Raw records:
——
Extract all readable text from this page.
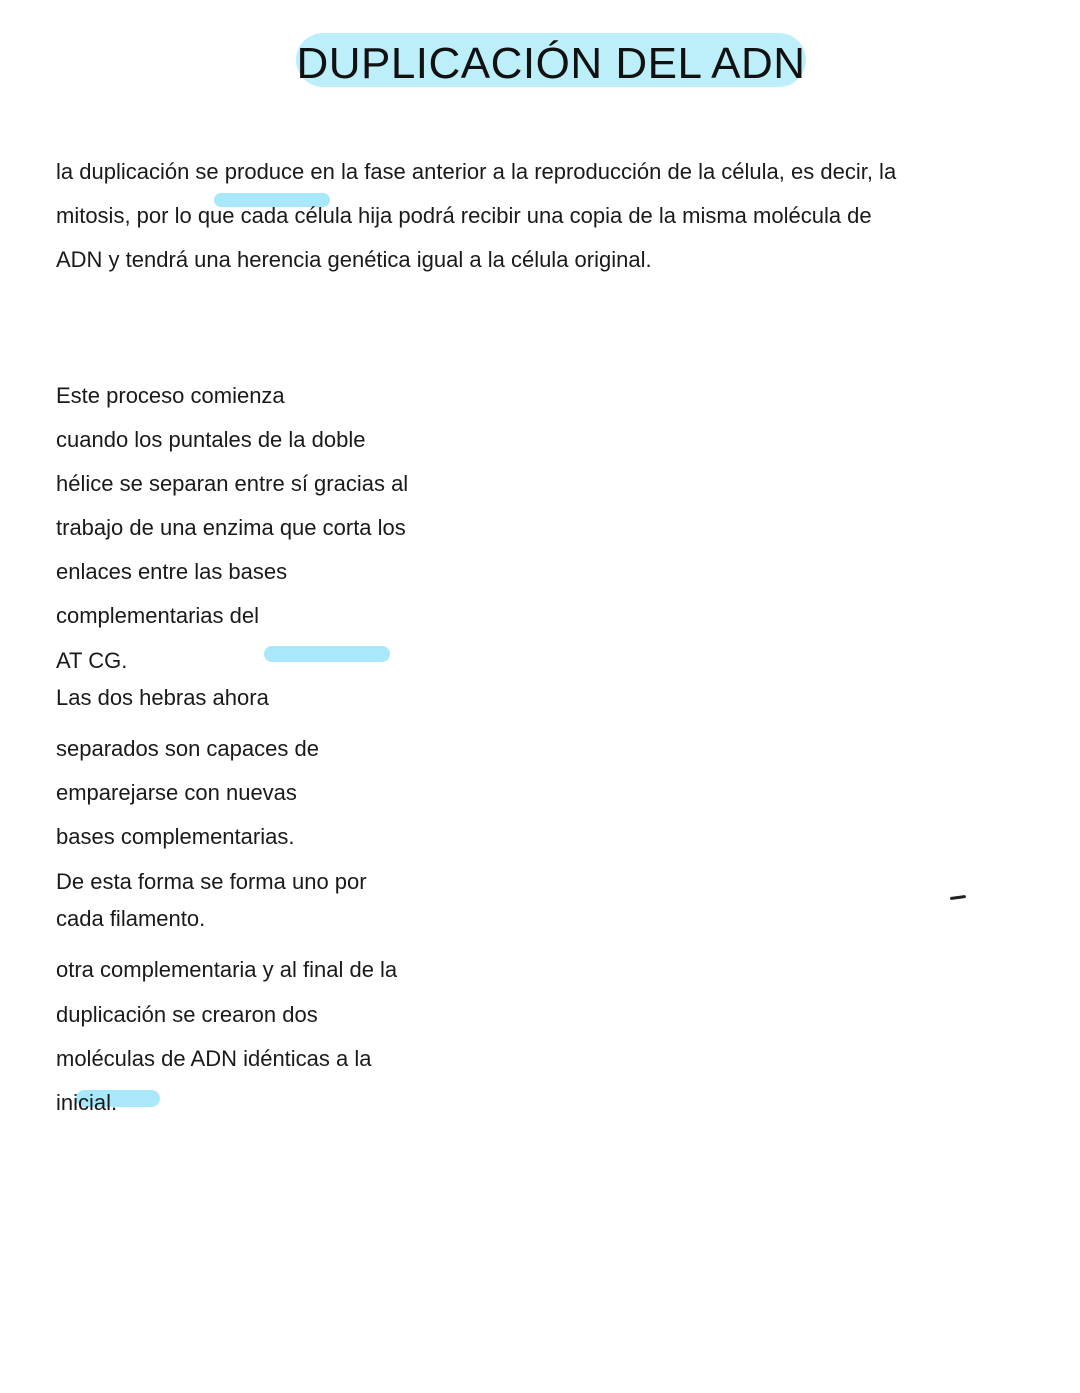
DUPLICACIÓN DEL ADN
la duplicación se produce en la fase anterior a la reproducción de la célula, es decir, la
mitosis, por lo que cada célula hija podrá recibir una copia de la misma molécula de
ADN y tendrá una herencia genética igual a la célula original.
Este proceso comienza
cuando los puntales de la doble
hélice se separan entre sí gracias al
trabajo de una enzima que corta los
enlaces entre las bases
complementarias del
AT CG.
Las dos hebras ahora
separados son capaces de
emparejarse con nuevas
bases complementarias.
De esta forma se forma uno por
cada filamento.
otra complementaria y al final de la
duplicación se crearon dos
moléculas de ADN idénticas a la
inicial.
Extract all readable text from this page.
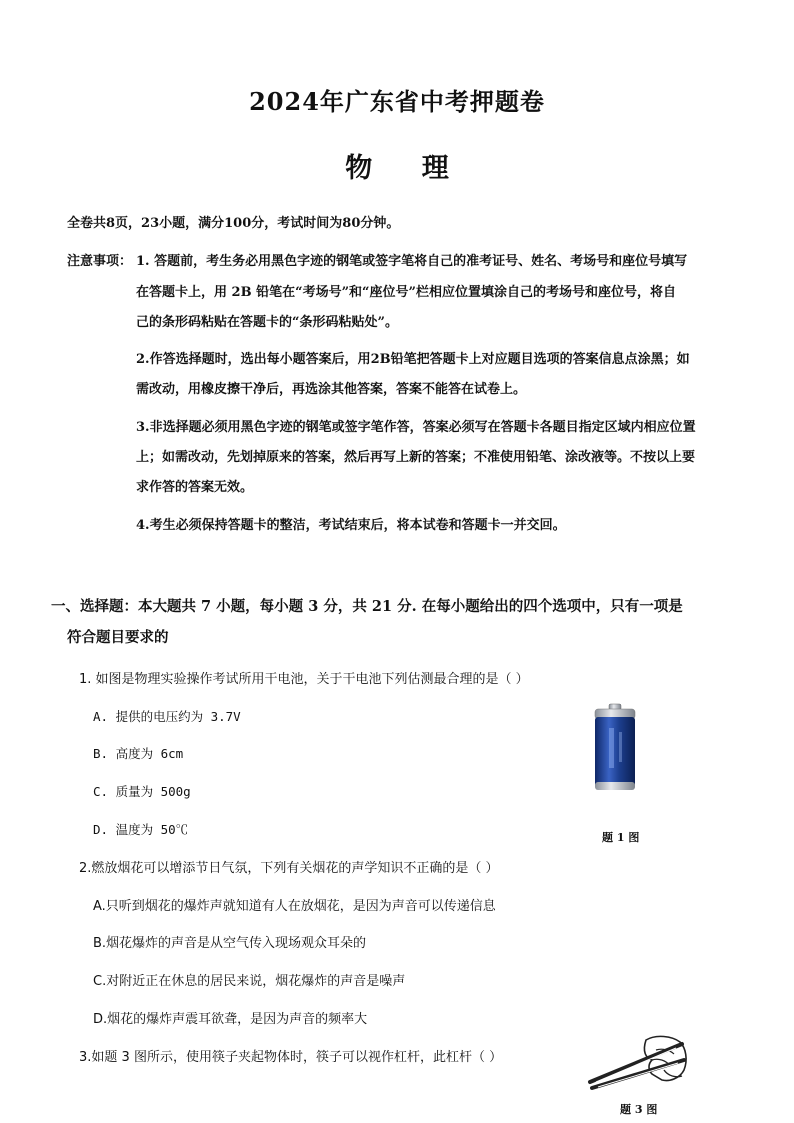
2024年广东省中考押题卷
物 理
全卷共8页，23小题，满分100分，考试时间为80分钟。
注意事项： 1. 答题前，考生务必用黑色字迹的钢笔或签字笔将自己的准考证号、姓名、考场号和座位号填写
在答题卡上，用 2B 铅笔在“考场号”和“座位号”栏相应位置填涂自己的考场号和座位号，将自
己的条形码粘贴在答题卡的“条形码粘贴处”。
2.作答选择题时，选出每小题答案后，用2B铅笔把答题卡上对应题目选项的答案信息点涂黑；如
需改动，用橡皮擦干净后，再选涂其他答案，答案不能答在试卷上。
3.非选择题必须用黑色字迹的钢笔或签字笔作答，答案必须写在答题卡各题目指定区域内相应位置
上；如需改动，先划掉原来的答案，然后再写上新的答案；不准使用铅笔、涂改液等。不按以上要
求作答的答案无效。
4.考生必须保持答题卡的整洁，考试结束后，将本试卷和答题卡一并交回。
一、选择题：本大题共 7 小题，每小题 3 分，共 21 分. 在每小题给出的四个选项中，只有一项是
符合题目要求的
1. 如图是物理实验操作考试所用干电池，关于干电池下列估测最合理的是（ ）
A. 提供的电压约为 3.7V
B. 高度为 6cm
C. 质量为 500g
D. 温度为 50℃
题 1 图
2.燃放烟花可以增添节日气氛，下列有关烟花的声学知识不正确的是（ ）
A.只听到烟花的爆炸声就知道有人在放烟花，是因为声音可以传递信息
B.烟花爆炸的声音是从空气传入现场观众耳朵的
C.对附近正在休息的居民来说，烟花爆炸的声音是噪声
D.烟花的爆炸声震耳欲聋，是因为声音的频率大
3.如题 3 图所示，使用筷子夹起物体时，筷子可以视作杠杆，此杠杆（ ）
题 3 图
——
Return every line of the records exactly as given, pictures excluded.

Extract all readable text from this page.
DUPLICACIÓN DEL ADN
la duplicación se produce en la fase anterior a la reproducción de la célula, es decir, la
mitosis, por lo que cada célula hija podrá recibir una copia de la misma molécula de
ADN y tendrá una herencia genética igual a la célula original.
Este proceso comienza
cuando los puntales de la doble
hélice se separan entre sí gracias al
trabajo de una enzima que corta los
enlaces entre las bases
complementarias del
AT CG.
Las dos hebras ahora
separados son capaces de
emparejarse con nuevas
bases complementarias.
De esta forma se forma uno por
cada filamento.
otra complementaria y al final de la
duplicación se crearon dos
moléculas de ADN idénticas a la
inicial.
Extract all readable text from this page.
2024年广东省中考押题卷
物 理
全卷共8页，23小题，满分100分，考试时间为80分钟。
注意事项： 1. 答题前，考生务必用黑色字迹的钢笔或签字笔将自己的准考证号、姓名、考场号和座位号填写
在答题卡上，用 2B 铅笔在“考场号”和“座位号”栏相应位置填涂自己的考场号和座位号，将自
己的条形码粘贴在答题卡的“条形码粘贴处”。
2.作答选择题时，选出每小题答案后，用2B铅笔把答题卡上对应题目选项的答案信息点涂黑；如
需改动，用橡皮擦干净后，再选涂其他答案，答案不能答在试卷上。
3.非选择题必须用黑色字迹的钢笔或签字笔作答，答案必须写在答题卡各题目指定区域内相应位置
上；如需改动，先划掉原来的答案，然后再写上新的答案；不准使用铅笔、涂改液等。不按以上要
求作答的答案无效。
4.考生必须保持答题卡的整洁，考试结束后，将本试卷和答题卡一并交回。
一、选择题：本大题共 7 小题，每小题 3 分，共 21 分. 在每小题给出的四个选项中，只有一项是
符合题目要求的
1. 如图是物理实验操作考试所用干电池，关于干电池下列估测最合理的是（ ）
A. 提供的电压约为 3.7V
B. 高度为 6cm
C. 质量为 500g
D. 温度为 50℃
题 1 图
2.燃放烟花可以增添节日气氛，下列有关烟花的声学知识不正确的是（ ）
A.只听到烟花的爆炸声就知道有人在放烟花，是因为声音可以传递信息
B.烟花爆炸的声音是从空气传入现场观众耳朵的
C.对附近正在休息的居民来说，烟花爆炸的声音是噪声
D.烟花的爆炸声震耳欲聋，是因为声音的频率大
3.如题 3 图所示，使用筷子夹起物体时，筷子可以视作杠杆，此杠杆（ ）
题 3 图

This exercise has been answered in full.